What is needed:
Output each entry that follows exactly. Images stay out.

Dataset extract:
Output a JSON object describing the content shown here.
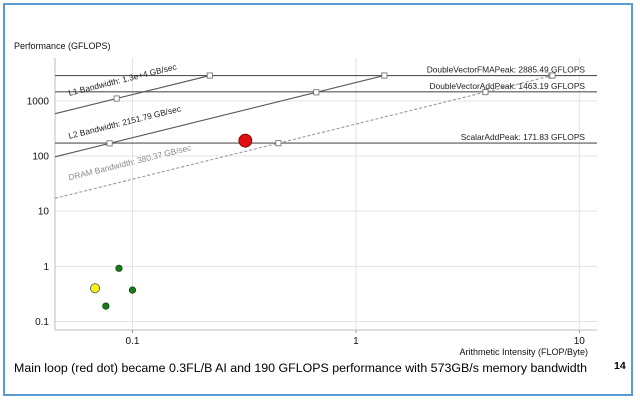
{
  "caption": "Main loop (red dot) became 0.3FL/B AI and 190 GFLOPS performance with 573GB/s memory bandwidth",
  "page_number": "14",
  "colors": {
    "frame": "#5b9bd5",
    "roof_line": "#555555",
    "dram_line": "#999999",
    "grid": "#e3e3e3",
    "red_dot": "#e01010",
    "yellow_dot": "#f2f21a",
    "green_dot": "#1a7a1a"
  },
  "chart_data": {
    "type": "scatter",
    "subtype": "roofline",
    "ylabel": "Performance (GFLOPS)",
    "xlabel": "Arithmetic Intensity (FLOP/Byte)",
    "xscale": "log",
    "yscale": "log",
    "xlim": [
      0.045,
      12
    ],
    "ylim": [
      0.07,
      6000
    ],
    "grid": true,
    "x_ticks": [
      {
        "value": 0.1,
        "label": "0.1"
      },
      {
        "value": 1,
        "label": "1"
      },
      {
        "value": 10,
        "label": "10"
      }
    ],
    "y_ticks": [
      {
        "value": 0.1,
        "label": "0.1"
      },
      {
        "value": 1,
        "label": "1"
      },
      {
        "value": 10,
        "label": "10"
      },
      {
        "value": 100,
        "label": "100"
      },
      {
        "value": 1000,
        "label": "1000"
      }
    ],
    "bandwidth_roofs": [
      {
        "label": "L1 Bandwidth: 1.3e+4 GB/sec",
        "gbps": 13000,
        "style": "solid",
        "marker_x": [
          0.085
        ]
      },
      {
        "label": "L2 Bandwidth: 2151.79 GB/sec",
        "gbps": 2151.79,
        "style": "solid",
        "marker_x": [
          0.079,
          0.665
        ]
      },
      {
        "label": "DRAM Bandwidth: 380.37 GB/sec",
        "gbps": 380.37,
        "style": "dashed",
        "marker_x": [
          0.45,
          3.8
        ]
      }
    ],
    "compute_roofs": [
      {
        "label": "DoubleVectorFMAPeak: 2885.49 GFLOPS",
        "gflops": 2885.49,
        "marker_x": [
          7.5
        ]
      },
      {
        "label": "DoubleVectorAddPeak: 1463.19 GFLOPS",
        "gflops": 1463.19,
        "marker_x": []
      },
      {
        "label": "ScalarAddPeak: 171.83 GFLOPS",
        "gflops": 171.83,
        "marker_x": []
      }
    ],
    "points": [
      {
        "ai": 0.32,
        "gflops": 190,
        "color": "red",
        "size": "large"
      },
      {
        "ai": 0.068,
        "gflops": 0.4,
        "color": "yellow",
        "size": "medium"
      },
      {
        "ai": 0.087,
        "gflops": 0.92,
        "color": "green",
        "size": "small"
      },
      {
        "ai": 0.1,
        "gflops": 0.37,
        "color": "green",
        "size": "small"
      },
      {
        "ai": 0.076,
        "gflops": 0.19,
        "color": "green",
        "size": "small"
      }
    ]
  }
}
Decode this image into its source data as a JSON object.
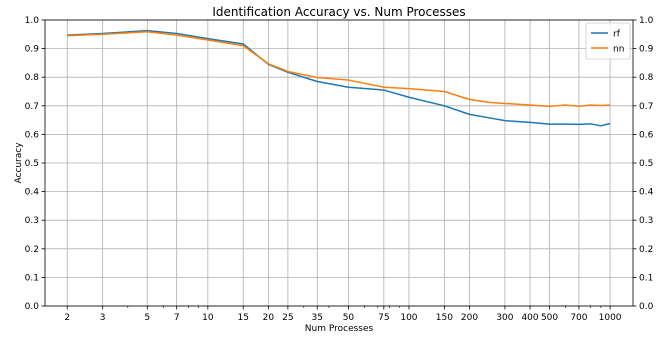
{
  "chart_data": {
    "type": "line",
    "title": "Identification Accuracy vs. Num Processes",
    "xlabel": "Num Processes",
    "ylabel": "Accuracy",
    "x_scale": "log",
    "xlim": [
      1.55,
      1300
    ],
    "ylim": [
      0.0,
      1.0
    ],
    "x_ticks": [
      2,
      3,
      5,
      7,
      10,
      15,
      20,
      25,
      35,
      50,
      75,
      100,
      150,
      200,
      300,
      400,
      500,
      700,
      1000
    ],
    "y_ticks": [
      0.0,
      0.1,
      0.2,
      0.3,
      0.4,
      0.5,
      0.6,
      0.7,
      0.8,
      0.9,
      1.0
    ],
    "y_tick_labels": [
      "0.0",
      "0.1",
      "0.2",
      "0.3",
      "0.4",
      "0.5",
      "0.6",
      "0.7",
      "0.8",
      "0.9",
      "1.0"
    ],
    "grid": true,
    "legend_position": "top-right",
    "x": [
      2,
      3,
      5,
      7,
      10,
      15,
      20,
      25,
      35,
      50,
      75,
      100,
      150,
      200,
      250,
      300,
      400,
      500,
      600,
      700,
      800,
      900,
      1000
    ],
    "series": [
      {
        "name": "rf",
        "color": "#1f77b4",
        "values": [
          0.947,
          0.953,
          0.963,
          0.953,
          0.935,
          0.916,
          0.845,
          0.817,
          0.785,
          0.765,
          0.755,
          0.73,
          0.7,
          0.67,
          0.658,
          0.648,
          0.642,
          0.636,
          0.636,
          0.635,
          0.637,
          0.63,
          0.638
        ]
      },
      {
        "name": "nn",
        "color": "#ff7f0e",
        "values": [
          0.945,
          0.95,
          0.959,
          0.947,
          0.93,
          0.91,
          0.847,
          0.82,
          0.799,
          0.79,
          0.765,
          0.76,
          0.75,
          0.722,
          0.712,
          0.708,
          0.703,
          0.698,
          0.703,
          0.698,
          0.703,
          0.701,
          0.703
        ]
      }
    ]
  }
}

Task result:
Output a JSON object describing the content shown here.
{
  "caption": "Main loop (red dot) became 0.3FL/B AI and 190 GFLOPS performance with 573GB/s memory bandwidth",
  "page_number": "14",
  "colors": {
    "frame": "#5b9bd5",
    "roof_line": "#555555",
    "dram_line": "#999999",
    "grid": "#e3e3e3",
    "red_dot": "#e01010",
    "yellow_dot": "#f2f21a",
    "green_dot": "#1a7a1a"
  },
  "chart_data": {
    "type": "scatter",
    "subtype": "roofline",
    "ylabel": "Performance (GFLOPS)",
    "xlabel": "Arithmetic Intensity (FLOP/Byte)",
    "xscale": "log",
    "yscale": "log",
    "xlim": [
      0.045,
      12
    ],
    "ylim": [
      0.07,
      6000
    ],
    "grid": true,
    "x_ticks": [
      {
        "value": 0.1,
        "label": "0.1"
      },
      {
        "value": 1,
        "label": "1"
      },
      {
        "value": 10,
        "label": "10"
      }
    ],
    "y_ticks": [
      {
        "value": 0.1,
        "label": "0.1"
      },
      {
        "value": 1,
        "label": "1"
      },
      {
        "value": 10,
        "label": "10"
      },
      {
        "value": 100,
        "label": "100"
      },
      {
        "value": 1000,
        "label": "1000"
      }
    ],
    "bandwidth_roofs": [
      {
        "label": "L1 Bandwidth: 1.3e+4 GB/sec",
        "gbps": 13000,
        "style": "solid",
        "marker_x": [
          0.085
        ]
      },
      {
        "label": "L2 Bandwidth: 2151.79 GB/sec",
        "gbps": 2151.79,
        "style": "solid",
        "marker_x": [
          0.079,
          0.665
        ]
      },
      {
        "label": "DRAM Bandwidth: 380.37 GB/sec",
        "gbps": 380.37,
        "style": "dashed",
        "marker_x": [
          0.45,
          3.8
        ]
      }
    ],
    "compute_roofs": [
      {
        "label": "DoubleVectorFMAPeak: 2885.49 GFLOPS",
        "gflops": 2885.49,
        "marker_x": [
          7.5
        ]
      },
      {
        "label": "DoubleVectorAddPeak: 1463.19 GFLOPS",
        "gflops": 1463.19,
        "marker_x": []
      },
      {
        "label": "ScalarAddPeak: 171.83 GFLOPS",
        "gflops": 171.83,
        "marker_x": []
      }
    ],
    "points": [
      {
        "ai": 0.32,
        "gflops": 190,
        "color": "red",
        "size": "large"
      },
      {
        "ai": 0.068,
        "gflops": 0.4,
        "color": "yellow",
        "size": "medium"
      },
      {
        "ai": 0.087,
        "gflops": 0.92,
        "color": "green",
        "size": "small"
      },
      {
        "ai": 0.1,
        "gflops": 0.37,
        "color": "green",
        "size": "small"
      },
      {
        "ai": 0.076,
        "gflops": 0.19,
        "color": "green",
        "size": "small"
      }
    ]
  }
}
Decode this image into its source data as a JSON object.
{
  "chart_data": {
    "type": "line",
    "title": "Identification Accuracy vs. Num Processes",
    "xlabel": "Num Processes",
    "ylabel": "Accuracy",
    "x_scale": "log",
    "xlim": [
      1.55,
      1300
    ],
    "ylim": [
      0.0,
      1.0
    ],
    "x_ticks": [
      2,
      3,
      5,
      7,
      10,
      15,
      20,
      25,
      35,
      50,
      75,
      100,
      150,
      200,
      300,
      400,
      500,
      700,
      1000
    ],
    "y_ticks": [
      0.0,
      0.1,
      0.2,
      0.3,
      0.4,
      0.5,
      0.6,
      0.7,
      0.8,
      0.9,
      1.0
    ],
    "y_tick_labels": [
      "0.0",
      "0.1",
      "0.2",
      "0.3",
      "0.4",
      "0.5",
      "0.6",
      "0.7",
      "0.8",
      "0.9",
      "1.0"
    ],
    "grid": true,
    "legend_position": "top-right",
    "x": [
      2,
      3,
      5,
      7,
      10,
      15,
      20,
      25,
      35,
      50,
      75,
      100,
      150,
      200,
      250,
      300,
      400,
      500,
      600,
      700,
      800,
      900,
      1000
    ],
    "series": [
      {
        "name": "rf",
        "color": "#1f77b4",
        "values": [
          0.947,
          0.953,
          0.963,
          0.953,
          0.935,
          0.916,
          0.845,
          0.817,
          0.785,
          0.765,
          0.755,
          0.73,
          0.7,
          0.67,
          0.658,
          0.648,
          0.642,
          0.636,
          0.636,
          0.635,
          0.637,
          0.63,
          0.638
        ]
      },
      {
        "name": "nn",
        "color": "#ff7f0e",
        "values": [
          0.945,
          0.95,
          0.959,
          0.947,
          0.93,
          0.91,
          0.847,
          0.82,
          0.799,
          0.79,
          0.765,
          0.76,
          0.75,
          0.722,
          0.712,
          0.708,
          0.703,
          0.698,
          0.703,
          0.698,
          0.703,
          0.701,
          0.703
        ]
      }
    ]
  }
}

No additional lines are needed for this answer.